AIM OF THE EXERCISE:
Copy each line exactly.

— START OF THE DATA —

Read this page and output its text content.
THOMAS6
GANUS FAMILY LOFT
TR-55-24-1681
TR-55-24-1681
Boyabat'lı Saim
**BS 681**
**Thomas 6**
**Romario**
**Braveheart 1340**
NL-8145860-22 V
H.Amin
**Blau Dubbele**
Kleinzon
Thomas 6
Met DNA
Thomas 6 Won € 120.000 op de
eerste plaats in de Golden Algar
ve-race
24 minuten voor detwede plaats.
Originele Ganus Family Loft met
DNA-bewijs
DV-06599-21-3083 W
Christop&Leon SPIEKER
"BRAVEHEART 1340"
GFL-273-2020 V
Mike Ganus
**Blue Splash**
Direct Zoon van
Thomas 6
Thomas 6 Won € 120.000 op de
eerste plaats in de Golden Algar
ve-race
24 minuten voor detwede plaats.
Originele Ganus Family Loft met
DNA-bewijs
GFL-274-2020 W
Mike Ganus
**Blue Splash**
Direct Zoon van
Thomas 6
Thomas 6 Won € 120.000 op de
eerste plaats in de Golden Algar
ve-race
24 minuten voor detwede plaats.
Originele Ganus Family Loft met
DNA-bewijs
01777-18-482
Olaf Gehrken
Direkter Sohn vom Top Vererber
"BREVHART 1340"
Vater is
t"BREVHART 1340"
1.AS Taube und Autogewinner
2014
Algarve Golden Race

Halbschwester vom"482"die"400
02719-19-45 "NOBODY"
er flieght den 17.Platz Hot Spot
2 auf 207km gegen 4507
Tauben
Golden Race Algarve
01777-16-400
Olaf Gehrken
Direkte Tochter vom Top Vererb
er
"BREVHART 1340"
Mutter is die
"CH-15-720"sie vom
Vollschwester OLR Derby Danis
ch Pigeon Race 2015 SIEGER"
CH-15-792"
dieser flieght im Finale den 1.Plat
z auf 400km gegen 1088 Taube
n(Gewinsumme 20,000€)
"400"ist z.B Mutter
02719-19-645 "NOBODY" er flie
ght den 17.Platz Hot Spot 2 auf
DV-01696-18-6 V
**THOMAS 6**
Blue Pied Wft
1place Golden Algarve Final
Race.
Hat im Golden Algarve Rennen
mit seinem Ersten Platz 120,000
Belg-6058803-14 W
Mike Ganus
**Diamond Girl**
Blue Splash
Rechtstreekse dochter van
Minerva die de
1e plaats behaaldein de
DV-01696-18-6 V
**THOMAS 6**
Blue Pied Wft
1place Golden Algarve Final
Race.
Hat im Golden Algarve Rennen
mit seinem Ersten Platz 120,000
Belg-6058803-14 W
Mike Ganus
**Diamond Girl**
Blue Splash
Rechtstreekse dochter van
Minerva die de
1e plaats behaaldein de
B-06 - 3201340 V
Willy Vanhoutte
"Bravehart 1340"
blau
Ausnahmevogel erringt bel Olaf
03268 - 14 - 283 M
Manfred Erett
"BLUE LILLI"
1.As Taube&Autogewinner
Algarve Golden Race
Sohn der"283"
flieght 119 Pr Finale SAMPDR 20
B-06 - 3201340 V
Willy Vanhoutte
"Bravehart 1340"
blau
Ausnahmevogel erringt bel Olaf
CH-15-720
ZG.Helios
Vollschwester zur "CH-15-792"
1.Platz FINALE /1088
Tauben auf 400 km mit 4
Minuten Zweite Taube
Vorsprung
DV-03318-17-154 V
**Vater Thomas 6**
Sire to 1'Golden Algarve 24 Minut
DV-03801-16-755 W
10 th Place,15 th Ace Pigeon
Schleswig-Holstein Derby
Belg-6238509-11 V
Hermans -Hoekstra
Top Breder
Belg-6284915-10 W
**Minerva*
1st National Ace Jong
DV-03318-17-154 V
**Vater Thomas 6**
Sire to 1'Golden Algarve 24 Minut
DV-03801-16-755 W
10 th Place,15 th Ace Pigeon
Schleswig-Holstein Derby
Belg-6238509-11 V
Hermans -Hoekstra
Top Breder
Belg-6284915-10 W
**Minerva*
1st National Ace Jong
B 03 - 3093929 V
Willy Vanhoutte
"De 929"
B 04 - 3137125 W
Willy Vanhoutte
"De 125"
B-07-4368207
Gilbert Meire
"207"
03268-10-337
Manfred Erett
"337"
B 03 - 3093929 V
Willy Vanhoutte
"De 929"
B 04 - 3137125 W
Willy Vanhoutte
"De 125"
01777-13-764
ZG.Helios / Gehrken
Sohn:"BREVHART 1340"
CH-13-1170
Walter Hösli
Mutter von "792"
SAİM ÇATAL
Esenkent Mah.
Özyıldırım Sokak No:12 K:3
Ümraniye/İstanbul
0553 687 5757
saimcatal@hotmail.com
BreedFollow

— END OF THE DATA —

SOLUTION TO THIS TASK:
Read this page and output its text content.
THOMAS6
GANUS FAMILY LOFT
TR-55-24-1681
TR-55-24-1681
Boyabat'lı Saim
**BS 681**
**Thomas 6**
**Romario**
**Braveheart 1340**
NL-8145860-22 V
H.Amin
**Blau Dubbele**
Kleinzon
Thomas 6
Met DNA
Thomas 6 Won € 120.000 op de
eerste plaats in de Golden Algar
ve-race
24 minuten voor detwede plaats.
Originele Ganus Family Loft met
DNA-bewijs
DV-06599-21-3083 W
Christop&Leon SPIEKER
"BRAVEHEART 1340"
GFL-273-2020 V
Mike Ganus
**Blue Splash**
Direct Zoon van
Thomas 6
Thomas 6 Won € 120.000 op de
eerste plaats in de Golden Algar
ve-race
24 minuten voor detwede plaats.
Originele Ganus Family Loft met
DNA-bewijs
GFL-274-2020 W
Mike Ganus
**Blue Splash**
Direct Zoon van
Thomas 6
Thomas 6 Won € 120.000 op de
eerste plaats in de Golden Algar
ve-race
24 minuten voor detwede plaats.
Originele Ganus Family Loft met
DNA-bewijs
01777-18-482
Olaf Gehrken
Direkter Sohn vom Top Vererber
"BREVHART 1340"
Vater is
t"BREVHART 1340"
1.AS Taube und Autogewinner
2014
Algarve Golden Race

Halbschwester vom"482"die"400
02719-19-45 "NOBODY"
er flieght den 17.Platz Hot Spot
2 auf 207km gegen 4507
Tauben
Golden Race Algarve
01777-16-400
Olaf Gehrken
Direkte Tochter vom Top Vererb
er
"BREVHART 1340"
Mutter is die
"CH-15-720"sie vom
Vollschwester OLR Derby Danis
ch Pigeon Race 2015 SIEGER"
CH-15-792"
dieser flieght im Finale den 1.Plat
z auf 400km gegen 1088 Taube
n(Gewinsumme 20,000€)
"400"ist z.B Mutter
02719-19-645 "NOBODY" er flie
ght den 17.Platz Hot Spot 2 auf
DV-01696-18-6 V
**THOMAS 6**
Blue Pied Wft
1place Golden Algarve Final
Race.
Hat im Golden Algarve Rennen
mit seinem Ersten Platz 120,000
Belg-6058803-14 W
Mike Ganus
**Diamond Girl**
Blue Splash
Rechtstreekse dochter van
Minerva die de
1e plaats behaaldein de
DV-01696-18-6 V
**THOMAS 6**
Blue Pied Wft
1place Golden Algarve Final
Race.
Hat im Golden Algarve Rennen
mit seinem Ersten Platz 120,000
Belg-6058803-14 W
Mike Ganus
**Diamond Girl**
Blue Splash
Rechtstreekse dochter van
Minerva die de
1e plaats behaaldein de
B-06 - 3201340 V
Willy Vanhoutte
"Bravehart 1340"
blau
Ausnahmevogel erringt bel Olaf
03268 - 14 - 283 M
Manfred Erett
"BLUE LILLI"
1.As Taube&Autogewinner
Algarve Golden Race
Sohn der"283"
flieght 119 Pr Finale SAMPDR 20
B-06 - 3201340 V
Willy Vanhoutte
"Bravehart 1340"
blau
Ausnahmevogel erringt bel Olaf
CH-15-720
ZG.Helios
Vollschwester zur "CH-15-792"
1.Platz FINALE /1088
Tauben auf 400 km mit 4
Minuten Zweite Taube
Vorsprung
DV-03318-17-154 V
**Vater Thomas 6**
Sire to 1'Golden Algarve 24 Minut
DV-03801-16-755 W
10 th Place,15 th Ace Pigeon
Schleswig-Holstein Derby
Belg-6238509-11 V
Hermans -Hoekstra
Top Breder
Belg-6284915-10 W
**Minerva*
1st National Ace Jong
DV-03318-17-154 V
**Vater Thomas 6**
Sire to 1'Golden Algarve 24 Minut
DV-03801-16-755 W
10 th Place,15 th Ace Pigeon
Schleswig-Holstein Derby
Belg-6238509-11 V
Hermans -Hoekstra
Top Breder
Belg-6284915-10 W
**Minerva*
1st National Ace Jong
B 03 - 3093929 V
Willy Vanhoutte
"De 929"
B 04 - 3137125 W
Willy Vanhoutte
"De 125"
B-07-4368207
Gilbert Meire
"207"
03268-10-337
Manfred Erett
"337"
B 03 - 3093929 V
Willy Vanhoutte
"De 929"
B 04 - 3137125 W
Willy Vanhoutte
"De 125"
01777-13-764
ZG.Helios / Gehrken
Sohn:"BREVHART 1340"
CH-13-1170
Walter Hösli
Mutter von "792"
SAİM ÇATAL
Esenkent Mah.
Özyıldırım Sokak No:12 K:3
Ümraniye/İstanbul
0553 687 5757
saimcatal@hotmail.com
BreedFollow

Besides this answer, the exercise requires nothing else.